(WRITTEN REQUEST): Return the material word for word. Do not include pictures.

Stored records
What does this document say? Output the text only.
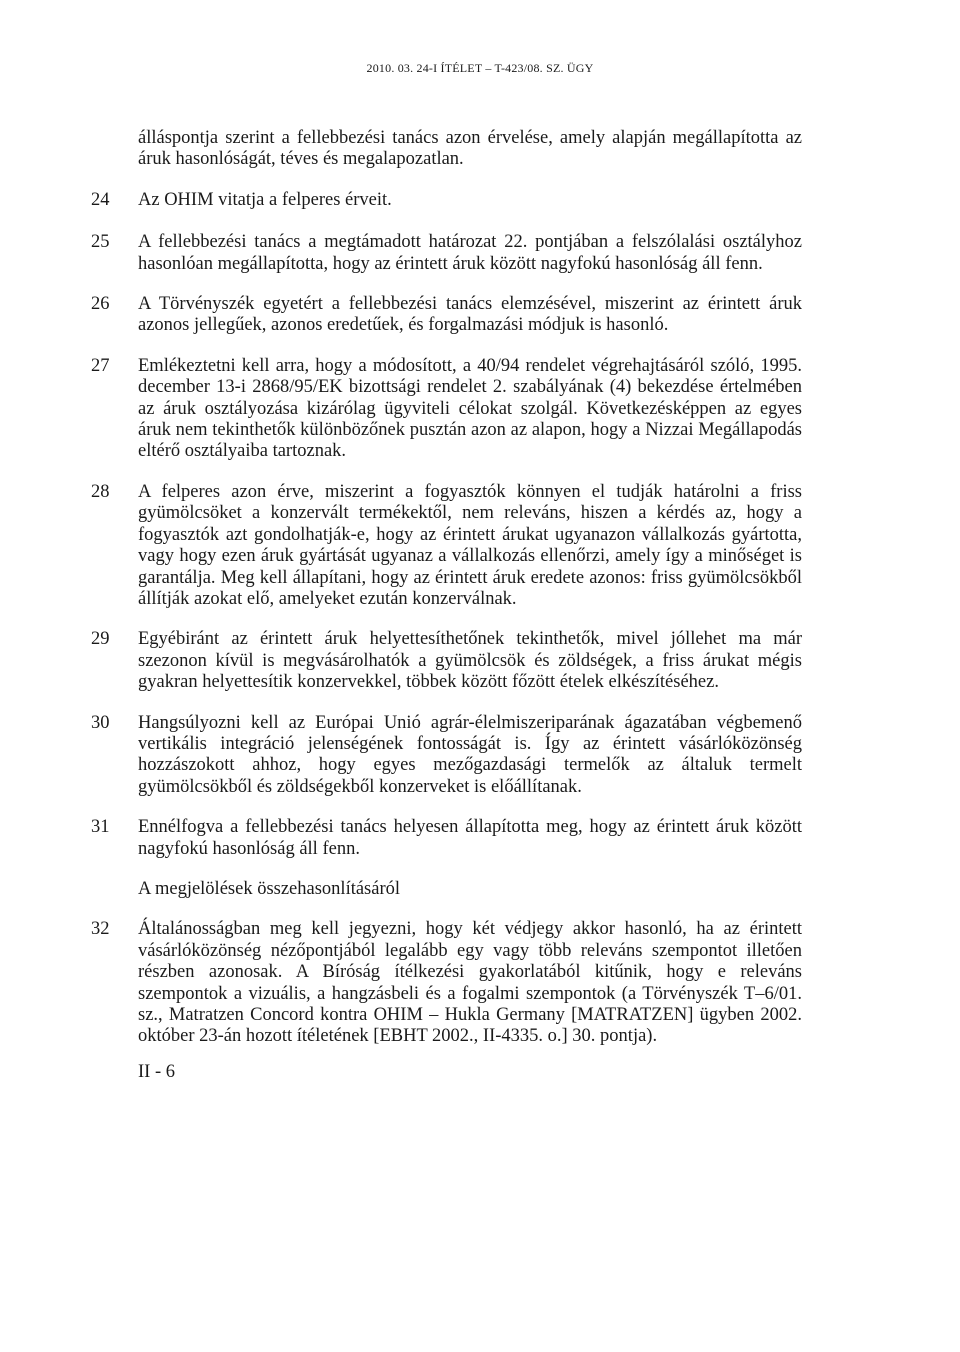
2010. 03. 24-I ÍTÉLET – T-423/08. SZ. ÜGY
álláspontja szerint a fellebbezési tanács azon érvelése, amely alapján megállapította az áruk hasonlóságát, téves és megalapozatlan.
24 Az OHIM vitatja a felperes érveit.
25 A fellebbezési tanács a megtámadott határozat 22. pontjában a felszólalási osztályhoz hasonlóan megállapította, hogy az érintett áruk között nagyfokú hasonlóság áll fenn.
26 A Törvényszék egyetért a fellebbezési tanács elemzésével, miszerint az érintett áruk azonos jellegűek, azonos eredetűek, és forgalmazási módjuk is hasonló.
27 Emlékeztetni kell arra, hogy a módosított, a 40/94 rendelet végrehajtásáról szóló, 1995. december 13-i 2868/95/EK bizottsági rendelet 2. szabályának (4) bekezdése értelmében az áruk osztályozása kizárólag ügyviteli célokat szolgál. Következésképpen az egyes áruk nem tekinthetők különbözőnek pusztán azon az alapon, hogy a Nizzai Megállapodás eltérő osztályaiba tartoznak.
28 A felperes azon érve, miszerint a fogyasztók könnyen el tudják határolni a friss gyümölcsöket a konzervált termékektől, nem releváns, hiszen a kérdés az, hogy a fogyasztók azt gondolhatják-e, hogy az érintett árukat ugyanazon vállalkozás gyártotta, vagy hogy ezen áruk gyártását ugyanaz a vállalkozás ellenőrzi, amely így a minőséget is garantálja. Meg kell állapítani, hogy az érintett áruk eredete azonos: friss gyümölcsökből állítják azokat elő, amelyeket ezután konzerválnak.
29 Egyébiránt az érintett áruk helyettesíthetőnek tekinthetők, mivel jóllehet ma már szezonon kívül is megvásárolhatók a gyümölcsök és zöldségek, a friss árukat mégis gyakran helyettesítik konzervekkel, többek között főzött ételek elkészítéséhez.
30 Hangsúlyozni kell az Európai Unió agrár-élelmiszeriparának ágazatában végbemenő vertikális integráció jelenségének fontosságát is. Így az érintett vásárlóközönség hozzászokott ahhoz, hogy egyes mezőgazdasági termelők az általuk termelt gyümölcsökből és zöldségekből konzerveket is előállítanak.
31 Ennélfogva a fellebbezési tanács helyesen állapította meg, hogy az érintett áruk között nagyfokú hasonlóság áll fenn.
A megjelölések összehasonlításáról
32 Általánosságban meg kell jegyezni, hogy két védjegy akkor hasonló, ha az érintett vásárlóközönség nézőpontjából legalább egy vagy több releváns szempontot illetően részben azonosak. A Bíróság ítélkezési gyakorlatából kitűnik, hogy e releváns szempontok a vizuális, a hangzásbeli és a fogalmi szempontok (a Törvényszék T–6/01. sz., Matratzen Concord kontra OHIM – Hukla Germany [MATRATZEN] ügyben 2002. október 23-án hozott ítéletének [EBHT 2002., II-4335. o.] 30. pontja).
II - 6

(EXERCISE ANSWER):
What does this document say? Output the text only.
2010. 03. 24-I ÍTÉLET – T-423/08. SZ. ÜGY
álláspontja szerint a fellebbezési tanács azon érvelése, amely alapján megállapította az áruk hasonlóságát, téves és megalapozatlan.
24 Az OHIM vitatja a felperes érveit.
25 A fellebbezési tanács a megtámadott határozat 22. pontjában a felszólalási osztályhoz hasonlóan megállapította, hogy az érintett áruk között nagyfokú hasonlóság áll fenn.
26 A Törvényszék egyetért a fellebbezési tanács elemzésével, miszerint az érintett áruk azonos jellegűek, azonos eredetűek, és forgalmazási módjuk is hasonló.
27 Emlékeztetni kell arra, hogy a módosított, a 40/94 rendelet végrehajtásáról szóló, 1995. december 13-i 2868/95/EK bizottsági rendelet 2. szabályának (4) bekezdése értelmében az áruk osztályozása kizárólag ügyviteli célokat szolgál. Következésképpen az egyes áruk nem tekinthetők különbözőnek pusztán azon az alapon, hogy a Nizzai Megállapodás eltérő osztályaiba tartoznak.
28 A felperes azon érve, miszerint a fogyasztók könnyen el tudják határolni a friss gyümölcsöket a konzervált termékektől, nem releváns, hiszen a kérdés az, hogy a fogyasztók azt gondolhatják-e, hogy az érintett árukat ugyanazon vállalkozás gyártotta, vagy hogy ezen áruk gyártását ugyanaz a vállalkozás ellenőrzi, amely így a minőséget is garantálja. Meg kell állapítani, hogy az érintett áruk eredete azonos: friss gyümölcsökből állítják azokat elő, amelyeket ezután konzerválnak.
29 Egyébiránt az érintett áruk helyettesíthetőnek tekinthetők, mivel jóllehet ma már szezonon kívül is megvásárolhatók a gyümölcsök és zöldségek, a friss árukat mégis gyakran helyettesítik konzervekkel, többek között főzött ételek elkészítéséhez.
30 Hangsúlyozni kell az Európai Unió agrár-élelmiszeriparának ágazatában végbemenő vertikális integráció jelenségének fontosságát is. Így az érintett vásárlóközönség hozzászokott ahhoz, hogy egyes mezőgazdasági termelők az általuk termelt gyümölcsökből és zöldségekből konzerveket is előállítanak.
31 Ennélfogva a fellebbezési tanács helyesen állapította meg, hogy az érintett áruk között nagyfokú hasonlóság áll fenn.
A megjelölések összehasonlításáról
32 Általánosságban meg kell jegyezni, hogy két védjegy akkor hasonló, ha az érintett vásárlóközönség nézőpontjából legalább egy vagy több releváns szempontot illetően részben azonosak. A Bíróság ítélkezési gyakorlatából kitűnik, hogy e releváns szempontok a vizuális, a hangzásbeli és a fogalmi szempontok (a Törvényszék T–6/01. sz., Matratzen Concord kontra OHIM – Hukla Germany [MATRATZEN] ügyben 2002. október 23-án hozott ítéletének [EBHT 2002., II-4335. o.] 30. pontja).
II - 6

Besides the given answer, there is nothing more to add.